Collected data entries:

----------

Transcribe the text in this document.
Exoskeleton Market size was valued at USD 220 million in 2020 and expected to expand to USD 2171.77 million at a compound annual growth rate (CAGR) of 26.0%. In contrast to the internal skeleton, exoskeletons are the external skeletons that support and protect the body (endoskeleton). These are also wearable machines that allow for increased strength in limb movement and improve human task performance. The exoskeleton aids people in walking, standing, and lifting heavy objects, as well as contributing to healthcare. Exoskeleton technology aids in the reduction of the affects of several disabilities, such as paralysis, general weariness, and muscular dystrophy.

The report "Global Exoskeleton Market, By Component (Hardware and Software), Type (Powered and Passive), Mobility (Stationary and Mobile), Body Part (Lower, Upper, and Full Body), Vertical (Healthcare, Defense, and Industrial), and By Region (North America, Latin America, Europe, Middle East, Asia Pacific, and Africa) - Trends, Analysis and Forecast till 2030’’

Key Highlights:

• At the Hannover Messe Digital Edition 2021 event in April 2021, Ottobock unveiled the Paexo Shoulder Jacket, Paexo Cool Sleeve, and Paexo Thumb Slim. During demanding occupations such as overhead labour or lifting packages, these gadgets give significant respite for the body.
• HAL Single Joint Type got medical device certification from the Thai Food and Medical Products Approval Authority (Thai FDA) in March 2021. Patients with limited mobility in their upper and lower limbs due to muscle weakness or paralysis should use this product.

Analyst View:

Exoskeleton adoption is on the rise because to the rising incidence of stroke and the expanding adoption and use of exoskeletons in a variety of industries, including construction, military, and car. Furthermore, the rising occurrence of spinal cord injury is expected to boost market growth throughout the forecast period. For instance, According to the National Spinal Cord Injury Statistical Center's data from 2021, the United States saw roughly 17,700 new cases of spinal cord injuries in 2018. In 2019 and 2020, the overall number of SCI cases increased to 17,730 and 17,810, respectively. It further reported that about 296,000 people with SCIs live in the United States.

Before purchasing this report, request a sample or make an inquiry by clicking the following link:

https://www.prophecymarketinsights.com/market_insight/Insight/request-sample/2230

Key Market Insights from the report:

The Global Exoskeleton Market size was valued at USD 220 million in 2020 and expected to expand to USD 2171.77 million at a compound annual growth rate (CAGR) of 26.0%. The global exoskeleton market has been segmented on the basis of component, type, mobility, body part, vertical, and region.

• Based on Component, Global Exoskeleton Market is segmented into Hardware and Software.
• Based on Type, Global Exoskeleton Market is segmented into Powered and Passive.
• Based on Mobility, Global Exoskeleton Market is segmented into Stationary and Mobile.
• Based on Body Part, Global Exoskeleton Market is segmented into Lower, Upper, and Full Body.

----------

◆ EXERCISE PROMPT ◆
The response has to match the data exactly, line for line.

◆ RESULT OF THE TASK ◆
Transcribe the text in this document.
Exoskeleton Market size was valued at USD 220 million in 2020 and expected to expand to USD 2171.77 million at a compound annual growth rate (CAGR) of 26.0%. In contrast to the internal skeleton, exoskeletons are the external skeletons that support and protect the body (endoskeleton). These are also wearable machines that allow for increased strength in limb movement and improve human task performance. The exoskeleton aids people in walking, standing, and lifting heavy objects, as well as contributing to healthcare. Exoskeleton technology aids in the reduction of the affects of several disabilities, such as paralysis, general weariness, and muscular dystrophy.

The report "Global Exoskeleton Market, By Component (Hardware and Software), Type (Powered and Passive), Mobility (Stationary and Mobile), Body Part (Lower, Upper, and Full Body), Vertical (Healthcare, Defense, and Industrial), and By Region (North America, Latin America, Europe, Middle East, Asia Pacific, and Africa) - Trends, Analysis and Forecast till 2030’’

Key Highlights:

• At the Hannover Messe Digital Edition 2021 event in April 2021, Ottobock unveiled the Paexo Shoulder Jacket, Paexo Cool Sleeve, and Paexo Thumb Slim. During demanding occupations such as overhead labour or lifting packages, these gadgets give significant respite for the body.
• HAL Single Joint Type got medical device certification from the Thai Food and Medical Products Approval Authority (Thai FDA) in March 2021. Patients with limited mobility in their upper and lower limbs due to muscle weakness or paralysis should use this product.

Analyst View:

Exoskeleton adoption is on the rise because to the rising incidence of stroke and the expanding adoption and use of exoskeletons in a variety of industries, including construction, military, and car. Furthermore, the rising occurrence of spinal cord injury is expected to boost market growth throughout the forecast period. For instance, According to the National Spinal Cord Injury Statistical Center's data from 2021, the United States saw roughly 17,700 new cases of spinal cord injuries in 2018. In 2019 and 2020, the overall number of SCI cases increased to 17,730 and 17,810, respectively. It further reported that about 296,000 people with SCIs live in the United States.

Before purchasing this report, request a sample or make an inquiry by clicking the following link:

https://www.prophecymarketinsights.com/market_insight/Insight/request-sample/2230

Key Market Insights from the report:

The Global Exoskeleton Market size was valued at USD 220 million in 2020 and expected to expand to USD 2171.77 million at a compound annual growth rate (CAGR) of 26.0%. The global exoskeleton market has been segmented on the basis of component, type, mobility, body part, vertical, and region.

• Based on Component, Global Exoskeleton Market is segmented into Hardware and Software.
• Based on Type, Global Exoskeleton Market is segmented into Powered and Passive.
• Based on Mobility, Global Exoskeleton Market is segmented into Stationary and Mobile.
• Based on Body Part, Global Exoskeleton Market is segmented into Lower, Upper, and Full Body.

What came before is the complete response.